Extract all lines that hold the string "node".

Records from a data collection
=-=-=

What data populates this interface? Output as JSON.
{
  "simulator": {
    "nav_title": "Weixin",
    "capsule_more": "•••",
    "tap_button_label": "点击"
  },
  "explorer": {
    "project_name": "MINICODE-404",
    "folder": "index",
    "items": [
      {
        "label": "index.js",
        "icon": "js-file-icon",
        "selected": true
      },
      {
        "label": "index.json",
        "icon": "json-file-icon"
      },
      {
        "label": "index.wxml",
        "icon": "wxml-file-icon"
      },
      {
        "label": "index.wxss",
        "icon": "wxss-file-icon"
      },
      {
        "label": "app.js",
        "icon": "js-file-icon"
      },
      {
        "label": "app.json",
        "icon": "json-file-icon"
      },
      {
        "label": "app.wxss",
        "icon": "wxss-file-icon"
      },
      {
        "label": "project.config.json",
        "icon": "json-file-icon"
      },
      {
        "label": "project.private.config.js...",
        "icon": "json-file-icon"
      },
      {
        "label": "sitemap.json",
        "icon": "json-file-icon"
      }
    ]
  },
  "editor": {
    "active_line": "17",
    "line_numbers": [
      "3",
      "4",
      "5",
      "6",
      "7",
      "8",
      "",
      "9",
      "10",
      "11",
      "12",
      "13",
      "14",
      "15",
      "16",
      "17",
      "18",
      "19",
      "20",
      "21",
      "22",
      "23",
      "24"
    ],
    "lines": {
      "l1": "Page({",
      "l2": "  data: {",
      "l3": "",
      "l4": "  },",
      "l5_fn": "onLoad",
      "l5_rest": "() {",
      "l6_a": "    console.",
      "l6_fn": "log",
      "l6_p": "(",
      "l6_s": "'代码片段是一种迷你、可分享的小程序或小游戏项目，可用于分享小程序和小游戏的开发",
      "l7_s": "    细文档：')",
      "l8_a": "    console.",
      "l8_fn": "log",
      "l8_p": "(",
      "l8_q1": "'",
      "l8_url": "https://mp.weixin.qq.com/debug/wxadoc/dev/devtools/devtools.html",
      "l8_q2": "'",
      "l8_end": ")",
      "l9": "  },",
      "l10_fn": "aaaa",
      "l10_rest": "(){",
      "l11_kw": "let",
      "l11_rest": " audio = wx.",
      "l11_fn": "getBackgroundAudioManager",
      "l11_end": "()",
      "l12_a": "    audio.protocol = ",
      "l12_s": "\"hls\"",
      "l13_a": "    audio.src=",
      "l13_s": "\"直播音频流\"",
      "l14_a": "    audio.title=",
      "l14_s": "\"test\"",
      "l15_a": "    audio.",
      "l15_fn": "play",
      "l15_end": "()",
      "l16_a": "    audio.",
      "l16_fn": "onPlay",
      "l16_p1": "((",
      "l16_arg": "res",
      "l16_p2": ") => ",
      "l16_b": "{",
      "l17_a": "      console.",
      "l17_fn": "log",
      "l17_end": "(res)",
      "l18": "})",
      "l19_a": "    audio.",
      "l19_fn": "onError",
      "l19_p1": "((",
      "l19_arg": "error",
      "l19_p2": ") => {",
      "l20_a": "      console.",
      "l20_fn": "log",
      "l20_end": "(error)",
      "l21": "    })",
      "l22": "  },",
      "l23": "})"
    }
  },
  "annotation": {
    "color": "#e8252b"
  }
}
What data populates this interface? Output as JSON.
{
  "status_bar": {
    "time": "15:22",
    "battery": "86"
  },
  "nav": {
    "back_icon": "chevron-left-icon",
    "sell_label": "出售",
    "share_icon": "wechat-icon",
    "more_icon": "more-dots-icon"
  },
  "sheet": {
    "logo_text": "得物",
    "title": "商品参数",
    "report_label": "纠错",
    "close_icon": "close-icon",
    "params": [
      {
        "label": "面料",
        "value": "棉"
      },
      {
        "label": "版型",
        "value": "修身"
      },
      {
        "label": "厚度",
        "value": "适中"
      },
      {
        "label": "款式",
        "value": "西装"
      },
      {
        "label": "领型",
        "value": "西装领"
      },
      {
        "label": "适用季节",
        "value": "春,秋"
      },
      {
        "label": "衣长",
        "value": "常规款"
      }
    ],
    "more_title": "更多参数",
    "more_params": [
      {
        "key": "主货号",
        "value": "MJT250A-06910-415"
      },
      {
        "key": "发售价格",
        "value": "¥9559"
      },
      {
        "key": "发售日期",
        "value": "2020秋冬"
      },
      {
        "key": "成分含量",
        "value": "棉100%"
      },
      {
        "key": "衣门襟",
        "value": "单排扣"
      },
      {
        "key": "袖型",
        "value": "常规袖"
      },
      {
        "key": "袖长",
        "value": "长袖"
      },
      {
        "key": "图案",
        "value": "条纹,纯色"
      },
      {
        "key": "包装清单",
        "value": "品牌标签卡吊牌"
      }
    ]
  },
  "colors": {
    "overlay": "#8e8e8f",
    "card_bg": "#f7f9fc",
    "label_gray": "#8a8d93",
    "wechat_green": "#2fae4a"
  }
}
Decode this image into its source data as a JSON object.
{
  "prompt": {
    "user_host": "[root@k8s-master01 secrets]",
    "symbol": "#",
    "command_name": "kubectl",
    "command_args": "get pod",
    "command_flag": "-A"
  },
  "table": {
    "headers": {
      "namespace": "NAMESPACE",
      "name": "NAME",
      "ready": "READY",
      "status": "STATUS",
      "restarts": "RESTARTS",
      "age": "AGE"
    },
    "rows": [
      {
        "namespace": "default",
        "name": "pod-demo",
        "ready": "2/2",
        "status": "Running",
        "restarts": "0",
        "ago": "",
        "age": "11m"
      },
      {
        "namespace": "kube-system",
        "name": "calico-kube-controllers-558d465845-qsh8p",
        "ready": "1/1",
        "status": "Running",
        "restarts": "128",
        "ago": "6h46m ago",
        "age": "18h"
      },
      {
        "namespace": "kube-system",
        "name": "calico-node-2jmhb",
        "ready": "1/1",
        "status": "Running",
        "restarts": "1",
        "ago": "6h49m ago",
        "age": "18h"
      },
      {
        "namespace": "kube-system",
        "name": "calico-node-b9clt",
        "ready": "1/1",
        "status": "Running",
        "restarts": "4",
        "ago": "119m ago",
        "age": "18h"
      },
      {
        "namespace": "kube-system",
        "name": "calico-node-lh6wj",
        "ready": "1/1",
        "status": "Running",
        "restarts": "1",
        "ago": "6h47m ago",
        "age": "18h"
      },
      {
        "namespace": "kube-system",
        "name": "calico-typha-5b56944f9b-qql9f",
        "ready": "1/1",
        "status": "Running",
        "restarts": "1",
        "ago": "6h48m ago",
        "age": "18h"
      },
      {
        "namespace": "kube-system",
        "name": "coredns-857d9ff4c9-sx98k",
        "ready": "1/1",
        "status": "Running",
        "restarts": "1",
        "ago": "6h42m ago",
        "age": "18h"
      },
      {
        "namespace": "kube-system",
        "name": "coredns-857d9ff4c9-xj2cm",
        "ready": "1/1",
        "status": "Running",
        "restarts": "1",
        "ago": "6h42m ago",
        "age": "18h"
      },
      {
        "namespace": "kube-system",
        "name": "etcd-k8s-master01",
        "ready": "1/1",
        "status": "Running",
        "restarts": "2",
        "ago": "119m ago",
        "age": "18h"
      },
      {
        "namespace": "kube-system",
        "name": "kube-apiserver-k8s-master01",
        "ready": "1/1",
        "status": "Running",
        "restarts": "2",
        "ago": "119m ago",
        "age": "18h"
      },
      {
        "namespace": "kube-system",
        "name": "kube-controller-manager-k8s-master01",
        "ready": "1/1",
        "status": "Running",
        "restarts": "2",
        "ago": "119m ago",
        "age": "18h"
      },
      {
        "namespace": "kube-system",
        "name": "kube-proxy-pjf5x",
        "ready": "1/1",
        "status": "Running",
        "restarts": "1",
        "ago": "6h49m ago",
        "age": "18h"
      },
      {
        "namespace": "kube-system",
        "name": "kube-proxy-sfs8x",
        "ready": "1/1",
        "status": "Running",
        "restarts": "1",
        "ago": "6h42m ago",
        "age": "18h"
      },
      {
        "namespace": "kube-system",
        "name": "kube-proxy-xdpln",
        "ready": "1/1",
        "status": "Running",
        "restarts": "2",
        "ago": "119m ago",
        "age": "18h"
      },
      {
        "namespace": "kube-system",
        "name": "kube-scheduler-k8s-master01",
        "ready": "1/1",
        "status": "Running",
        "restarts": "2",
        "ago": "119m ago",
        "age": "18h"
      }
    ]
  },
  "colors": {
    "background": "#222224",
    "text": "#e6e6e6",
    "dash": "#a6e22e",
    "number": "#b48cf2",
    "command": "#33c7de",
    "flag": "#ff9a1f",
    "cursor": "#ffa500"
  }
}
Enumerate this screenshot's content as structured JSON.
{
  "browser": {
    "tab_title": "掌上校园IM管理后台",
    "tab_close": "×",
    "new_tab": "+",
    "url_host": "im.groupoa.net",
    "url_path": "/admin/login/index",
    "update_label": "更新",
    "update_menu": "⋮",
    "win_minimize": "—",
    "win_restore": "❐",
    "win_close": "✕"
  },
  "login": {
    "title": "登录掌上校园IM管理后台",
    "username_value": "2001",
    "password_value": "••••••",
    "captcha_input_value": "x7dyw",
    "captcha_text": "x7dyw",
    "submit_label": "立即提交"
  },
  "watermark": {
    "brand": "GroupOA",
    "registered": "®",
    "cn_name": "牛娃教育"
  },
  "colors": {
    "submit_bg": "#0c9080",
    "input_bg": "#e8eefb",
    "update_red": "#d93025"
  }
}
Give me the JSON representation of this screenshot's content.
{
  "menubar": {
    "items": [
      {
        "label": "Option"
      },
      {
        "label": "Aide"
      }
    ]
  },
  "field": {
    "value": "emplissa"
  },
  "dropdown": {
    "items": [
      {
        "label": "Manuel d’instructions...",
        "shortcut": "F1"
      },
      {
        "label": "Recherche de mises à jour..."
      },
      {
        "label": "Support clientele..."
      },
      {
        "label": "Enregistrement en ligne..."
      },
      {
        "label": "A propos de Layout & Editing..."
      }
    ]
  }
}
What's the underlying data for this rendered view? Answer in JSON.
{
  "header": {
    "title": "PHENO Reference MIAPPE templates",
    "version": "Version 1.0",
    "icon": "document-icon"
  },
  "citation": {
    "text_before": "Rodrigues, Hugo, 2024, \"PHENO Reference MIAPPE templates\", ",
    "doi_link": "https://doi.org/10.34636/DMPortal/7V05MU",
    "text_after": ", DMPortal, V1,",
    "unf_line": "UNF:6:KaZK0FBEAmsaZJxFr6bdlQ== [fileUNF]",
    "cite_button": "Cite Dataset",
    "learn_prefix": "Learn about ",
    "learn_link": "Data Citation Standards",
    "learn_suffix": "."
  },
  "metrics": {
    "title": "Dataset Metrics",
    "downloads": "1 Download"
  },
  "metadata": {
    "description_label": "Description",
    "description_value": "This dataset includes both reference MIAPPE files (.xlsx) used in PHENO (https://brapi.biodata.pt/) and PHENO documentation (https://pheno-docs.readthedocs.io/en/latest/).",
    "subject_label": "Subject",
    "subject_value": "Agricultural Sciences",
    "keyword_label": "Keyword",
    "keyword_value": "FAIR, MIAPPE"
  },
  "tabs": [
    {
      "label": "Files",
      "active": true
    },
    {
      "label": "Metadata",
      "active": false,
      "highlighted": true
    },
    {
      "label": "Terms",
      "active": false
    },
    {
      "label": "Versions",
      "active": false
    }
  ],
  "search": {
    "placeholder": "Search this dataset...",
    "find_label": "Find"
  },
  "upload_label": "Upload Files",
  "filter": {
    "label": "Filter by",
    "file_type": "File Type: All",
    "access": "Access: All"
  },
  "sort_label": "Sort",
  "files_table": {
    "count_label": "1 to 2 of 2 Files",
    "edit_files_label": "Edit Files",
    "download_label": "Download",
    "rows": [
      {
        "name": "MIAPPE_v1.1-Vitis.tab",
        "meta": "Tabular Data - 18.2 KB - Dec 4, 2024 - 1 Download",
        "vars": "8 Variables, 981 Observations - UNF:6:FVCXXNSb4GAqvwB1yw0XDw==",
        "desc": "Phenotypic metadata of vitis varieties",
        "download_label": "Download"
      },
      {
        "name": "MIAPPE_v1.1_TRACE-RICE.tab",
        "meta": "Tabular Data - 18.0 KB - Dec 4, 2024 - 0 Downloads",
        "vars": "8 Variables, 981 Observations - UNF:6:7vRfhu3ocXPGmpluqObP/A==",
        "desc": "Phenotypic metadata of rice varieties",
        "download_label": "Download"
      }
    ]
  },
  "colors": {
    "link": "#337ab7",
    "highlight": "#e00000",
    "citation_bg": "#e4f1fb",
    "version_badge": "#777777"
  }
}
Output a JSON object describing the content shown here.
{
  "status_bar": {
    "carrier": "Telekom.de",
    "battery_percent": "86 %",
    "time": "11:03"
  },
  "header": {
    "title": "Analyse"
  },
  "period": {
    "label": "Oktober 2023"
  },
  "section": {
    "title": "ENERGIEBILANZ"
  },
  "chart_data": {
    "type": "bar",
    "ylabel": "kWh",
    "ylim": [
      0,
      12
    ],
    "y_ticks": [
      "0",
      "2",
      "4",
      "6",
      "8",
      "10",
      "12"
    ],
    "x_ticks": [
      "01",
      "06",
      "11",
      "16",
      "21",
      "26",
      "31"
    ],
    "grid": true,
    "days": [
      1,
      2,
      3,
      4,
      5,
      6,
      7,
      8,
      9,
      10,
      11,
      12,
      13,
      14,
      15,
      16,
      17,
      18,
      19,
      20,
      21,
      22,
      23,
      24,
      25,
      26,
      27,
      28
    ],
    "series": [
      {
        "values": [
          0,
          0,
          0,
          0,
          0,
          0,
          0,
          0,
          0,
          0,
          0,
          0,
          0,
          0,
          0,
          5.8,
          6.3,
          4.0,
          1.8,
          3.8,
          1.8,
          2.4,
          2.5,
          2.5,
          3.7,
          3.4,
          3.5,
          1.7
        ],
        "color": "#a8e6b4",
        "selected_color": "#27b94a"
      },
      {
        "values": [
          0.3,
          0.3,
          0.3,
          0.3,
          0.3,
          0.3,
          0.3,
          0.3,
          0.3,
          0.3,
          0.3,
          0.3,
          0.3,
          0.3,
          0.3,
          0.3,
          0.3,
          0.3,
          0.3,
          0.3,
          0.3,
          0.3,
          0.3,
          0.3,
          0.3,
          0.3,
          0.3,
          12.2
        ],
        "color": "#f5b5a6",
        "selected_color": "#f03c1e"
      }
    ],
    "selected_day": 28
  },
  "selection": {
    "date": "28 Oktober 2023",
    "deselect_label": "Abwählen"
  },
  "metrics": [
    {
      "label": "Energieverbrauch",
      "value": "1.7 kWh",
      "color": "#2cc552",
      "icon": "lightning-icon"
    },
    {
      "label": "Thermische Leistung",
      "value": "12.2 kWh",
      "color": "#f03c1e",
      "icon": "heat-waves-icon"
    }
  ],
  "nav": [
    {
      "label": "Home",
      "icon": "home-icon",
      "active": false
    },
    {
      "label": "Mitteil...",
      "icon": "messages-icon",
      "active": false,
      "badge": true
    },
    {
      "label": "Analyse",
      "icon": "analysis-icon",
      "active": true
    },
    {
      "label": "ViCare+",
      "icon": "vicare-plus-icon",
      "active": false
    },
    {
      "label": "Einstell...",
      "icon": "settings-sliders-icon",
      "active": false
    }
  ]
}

=-=-=

• [SOLUTION BELOW]:
        "name": "calico-node-2jmhb",
        "name": "calico-node-b9clt",
        "name": "calico-node-lh6wj",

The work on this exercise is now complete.